# Dataset content:
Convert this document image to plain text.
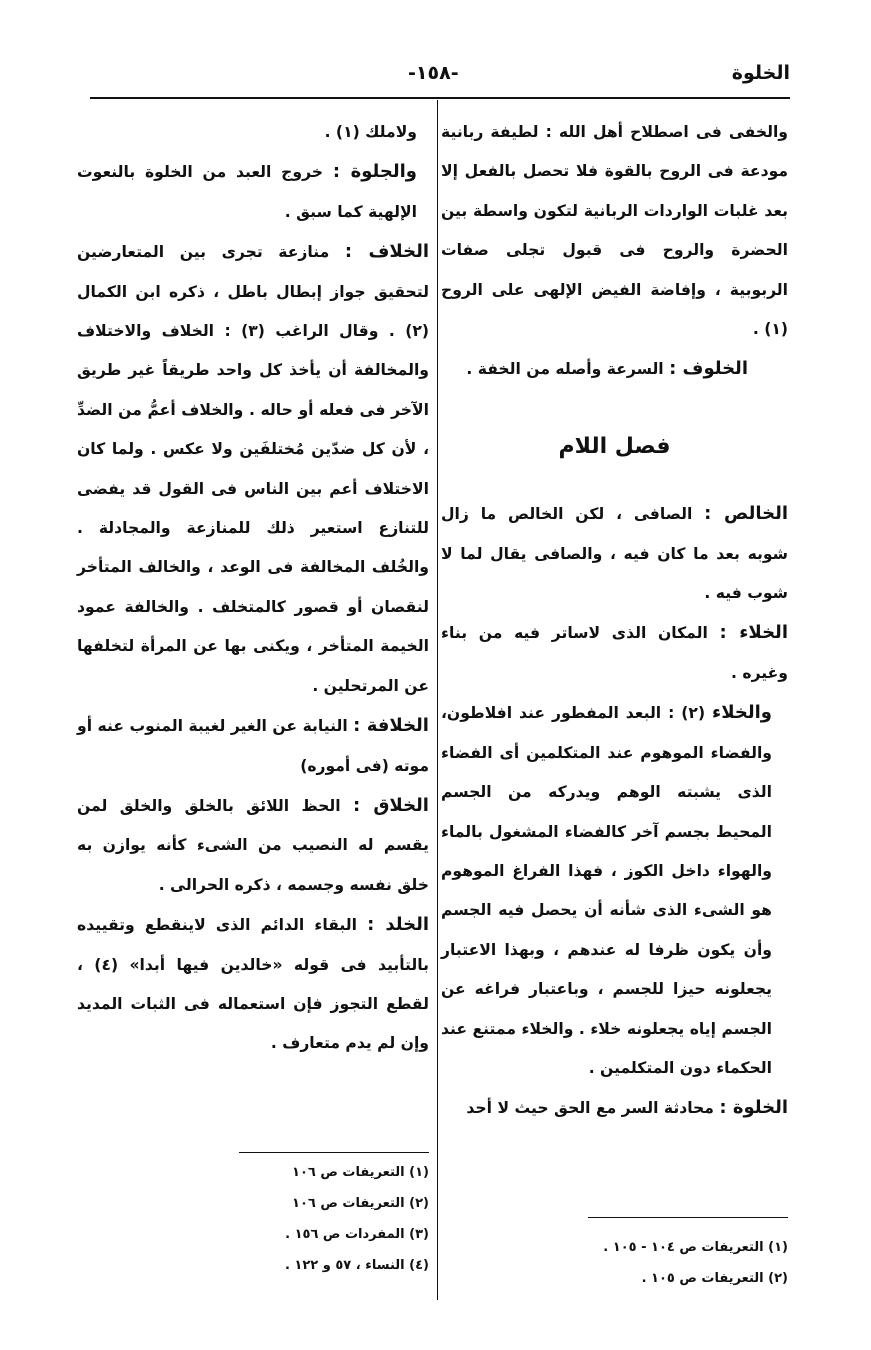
الخلوة
-١٥٨-

والخفى فى اصطلاح أهل الله : لطيفة ربانية مودعة فى الروح بالقوة فلا تحصل بالفعل إلا بعد غلبات الواردات الربانية لتكون واسطة بين الحضرة والروح فى قبول تجلى صفات الربوبية ، وإفاضة الفيض الإلهى على الروح (١) .

الخلوف : السرعة وأصله من الخفة .

فصل اللام

الخالص : الصافى ، لكن الخالص ما زال شوبه بعد ما كان فيه ، والصافى يقال لما لا شوب فيه .

الخلاء : المكان الذى لاساتر فيه من بناء وغيره .

والخلاء (٢) : البعد المفطور عند افلاطون، والفضاء الموهوم عند المتكلمين أى الفضاء الذى يشبته الوهم ويدركه من الجسم المحيط بجسم آخر كالفضاء المشغول بالماء والهواء داخل الكوز ، فهذا الفراغ الموهوم هو الشىء الذى شأنه أن يحصل فيه الجسم وأن يكون ظرفا له عندهم ، وبهذا الاعتبار يجعلونه حيزا للجسم ، وباعتبار فراغه عن الجسم إياه يجعلونه خلاء . والخلاء ممتنع عند الحكماء دون المتكلمين .

الخلوة : محادثة السر مع الحق حيث لا أحد

(١) التعريفات ص ١٠٤ - ١٠٥ .
(٢) التعريفات ص ١٠٥ .

ولاملك (١) .

والجلوة : خروج العبد من الخلوة بالنعوت الإلهية كما سبق .

الخلاف : منازعة تجرى بين المتعارضين لتحقيق جواز إبطال باطل ، ذكره ابن الكمال (٢) . وقال الراغب (٣) : الخلاف والاختلاف والمخالفة أن يأخذ كل واحد طريقاً غير طريق الآخر فى فعله أو حاله . والخلاف أعمُّ من الضدِّ ، لأن كل ضدّين مُختلفَين ولا عكس . ولما كان الاختلاف أعم بين الناس فى القول قد يفضى للتنازع استعير ذلك للمنازعة والمجادلة . والخُلف المخالفة فى الوعد ، والخالف المتأخر لنقصان أو قصور كالمتخلف . والخالفة عمود الخيمة المتأخر ، ويكنى بها عن المرأة لتخلفها عن المرتحلين .

الخلافة : النيابة عن الغير لغيبة المنوب عنه أو موته (فى أموره)

الخلاق : الحظ اللائق بالخلق والخلق لمن يقسم له النصيب من الشىء كأنه يوازن به خلق نفسه وجسمه ، ذكره الحرالى .

الخلد : البقاء الدائم الذى لاينقطع وتقييده بالتأبيد فى قوله «خالدين فيها أبدا» (٤) ، لقطع التجوز فإن استعماله فى الثبات المديد وإن لم يدم متعارف .

(١) التعريفات ص ١٠٦
(٢) التعريفات ص ١٠٦
(٣) المفردات ص ١٥٦ .
(٤) النساء ، ٥٧ و ١٢٢ .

# Directions for this task:
Return only the number of lines in the data above that include the word "التعريفات".

# Right answer:
4